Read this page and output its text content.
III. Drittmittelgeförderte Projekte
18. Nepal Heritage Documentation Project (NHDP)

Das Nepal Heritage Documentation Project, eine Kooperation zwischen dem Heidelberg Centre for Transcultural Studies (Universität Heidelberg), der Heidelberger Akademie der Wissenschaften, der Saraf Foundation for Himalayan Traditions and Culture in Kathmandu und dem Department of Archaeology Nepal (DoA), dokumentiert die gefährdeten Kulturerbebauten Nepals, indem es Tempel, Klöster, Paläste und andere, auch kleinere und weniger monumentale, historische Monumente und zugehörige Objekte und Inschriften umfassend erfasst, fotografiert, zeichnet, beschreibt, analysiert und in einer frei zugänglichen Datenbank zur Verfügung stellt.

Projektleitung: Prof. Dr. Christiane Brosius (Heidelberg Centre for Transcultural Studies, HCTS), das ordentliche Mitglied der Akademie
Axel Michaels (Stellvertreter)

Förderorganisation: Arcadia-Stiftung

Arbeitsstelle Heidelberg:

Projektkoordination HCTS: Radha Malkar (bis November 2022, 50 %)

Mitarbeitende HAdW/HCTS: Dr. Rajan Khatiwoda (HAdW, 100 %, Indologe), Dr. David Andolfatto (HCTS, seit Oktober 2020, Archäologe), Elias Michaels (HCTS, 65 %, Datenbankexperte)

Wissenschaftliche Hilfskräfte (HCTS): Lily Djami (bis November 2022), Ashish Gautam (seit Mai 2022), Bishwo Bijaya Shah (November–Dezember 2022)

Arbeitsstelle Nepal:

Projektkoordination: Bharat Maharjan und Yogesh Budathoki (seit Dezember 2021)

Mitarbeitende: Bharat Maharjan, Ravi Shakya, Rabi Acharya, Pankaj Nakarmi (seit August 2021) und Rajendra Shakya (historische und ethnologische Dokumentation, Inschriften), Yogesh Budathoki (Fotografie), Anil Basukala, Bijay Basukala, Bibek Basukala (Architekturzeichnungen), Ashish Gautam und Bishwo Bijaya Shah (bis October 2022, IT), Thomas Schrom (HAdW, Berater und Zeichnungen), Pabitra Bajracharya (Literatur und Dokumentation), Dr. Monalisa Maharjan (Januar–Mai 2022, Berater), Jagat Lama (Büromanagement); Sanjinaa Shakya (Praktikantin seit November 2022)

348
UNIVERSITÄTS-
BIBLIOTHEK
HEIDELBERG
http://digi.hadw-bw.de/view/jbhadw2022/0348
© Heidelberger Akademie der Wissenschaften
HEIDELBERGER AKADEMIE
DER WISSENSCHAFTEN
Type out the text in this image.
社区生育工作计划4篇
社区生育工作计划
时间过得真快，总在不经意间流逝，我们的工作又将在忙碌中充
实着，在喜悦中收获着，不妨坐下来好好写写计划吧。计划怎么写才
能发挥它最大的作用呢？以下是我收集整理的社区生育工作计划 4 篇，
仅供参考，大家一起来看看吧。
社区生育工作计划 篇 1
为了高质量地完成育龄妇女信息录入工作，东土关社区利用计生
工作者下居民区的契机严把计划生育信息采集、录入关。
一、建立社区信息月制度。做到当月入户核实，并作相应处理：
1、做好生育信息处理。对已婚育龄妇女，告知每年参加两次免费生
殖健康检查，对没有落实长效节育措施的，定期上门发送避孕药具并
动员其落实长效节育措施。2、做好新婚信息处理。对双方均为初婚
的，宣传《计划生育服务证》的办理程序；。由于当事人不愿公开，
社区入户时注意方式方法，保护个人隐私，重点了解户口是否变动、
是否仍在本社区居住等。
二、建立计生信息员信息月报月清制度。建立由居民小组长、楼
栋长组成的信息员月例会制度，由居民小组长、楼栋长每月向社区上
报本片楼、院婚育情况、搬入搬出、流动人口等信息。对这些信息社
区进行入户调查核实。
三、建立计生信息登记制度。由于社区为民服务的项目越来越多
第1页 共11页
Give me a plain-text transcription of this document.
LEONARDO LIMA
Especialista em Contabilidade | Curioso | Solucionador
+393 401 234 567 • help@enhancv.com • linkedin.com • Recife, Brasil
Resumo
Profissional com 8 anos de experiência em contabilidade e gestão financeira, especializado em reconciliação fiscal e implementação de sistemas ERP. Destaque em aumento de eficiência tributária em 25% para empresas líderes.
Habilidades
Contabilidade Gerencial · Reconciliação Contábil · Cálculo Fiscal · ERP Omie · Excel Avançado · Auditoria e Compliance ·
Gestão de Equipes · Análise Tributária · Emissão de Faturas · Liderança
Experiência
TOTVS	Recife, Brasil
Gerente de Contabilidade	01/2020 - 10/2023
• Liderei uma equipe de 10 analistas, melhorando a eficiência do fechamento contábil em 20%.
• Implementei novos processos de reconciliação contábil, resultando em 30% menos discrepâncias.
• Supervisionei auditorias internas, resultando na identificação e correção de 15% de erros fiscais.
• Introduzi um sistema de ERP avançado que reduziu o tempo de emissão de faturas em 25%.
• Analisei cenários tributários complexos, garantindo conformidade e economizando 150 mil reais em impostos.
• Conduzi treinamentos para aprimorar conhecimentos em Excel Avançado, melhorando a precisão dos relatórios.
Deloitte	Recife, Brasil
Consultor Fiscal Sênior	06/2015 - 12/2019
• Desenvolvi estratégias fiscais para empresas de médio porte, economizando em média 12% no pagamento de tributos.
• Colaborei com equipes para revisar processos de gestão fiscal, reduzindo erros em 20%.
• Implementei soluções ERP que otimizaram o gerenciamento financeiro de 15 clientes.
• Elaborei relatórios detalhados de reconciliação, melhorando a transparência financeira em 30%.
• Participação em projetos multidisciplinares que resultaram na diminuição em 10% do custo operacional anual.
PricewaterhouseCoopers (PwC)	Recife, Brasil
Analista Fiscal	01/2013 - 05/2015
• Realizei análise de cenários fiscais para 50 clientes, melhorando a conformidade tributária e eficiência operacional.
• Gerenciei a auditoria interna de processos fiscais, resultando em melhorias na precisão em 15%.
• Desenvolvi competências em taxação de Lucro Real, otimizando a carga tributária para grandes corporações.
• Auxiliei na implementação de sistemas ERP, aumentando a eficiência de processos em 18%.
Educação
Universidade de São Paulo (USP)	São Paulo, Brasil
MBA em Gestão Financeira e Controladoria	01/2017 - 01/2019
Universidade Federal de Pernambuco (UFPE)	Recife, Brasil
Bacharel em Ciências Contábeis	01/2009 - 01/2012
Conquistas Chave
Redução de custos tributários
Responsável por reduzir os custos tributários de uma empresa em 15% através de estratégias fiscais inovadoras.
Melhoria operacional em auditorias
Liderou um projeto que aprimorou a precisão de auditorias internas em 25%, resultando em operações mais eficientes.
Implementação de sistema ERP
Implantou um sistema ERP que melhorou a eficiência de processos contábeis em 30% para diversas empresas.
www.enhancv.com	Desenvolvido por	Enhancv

=======

*TASK DIRECTIONS*. Within the listing above, copy each line that has the string "tributários".

*EXERCISE ANSWER*.
• Analisei cenários tributários complexos, garantindo conformidade e economizando 150 mil reais em impostos.
Redução de custos tributários
Responsável por reduzir os custos tributários de uma empresa em 15% através de estratégias fiscais inovadoras.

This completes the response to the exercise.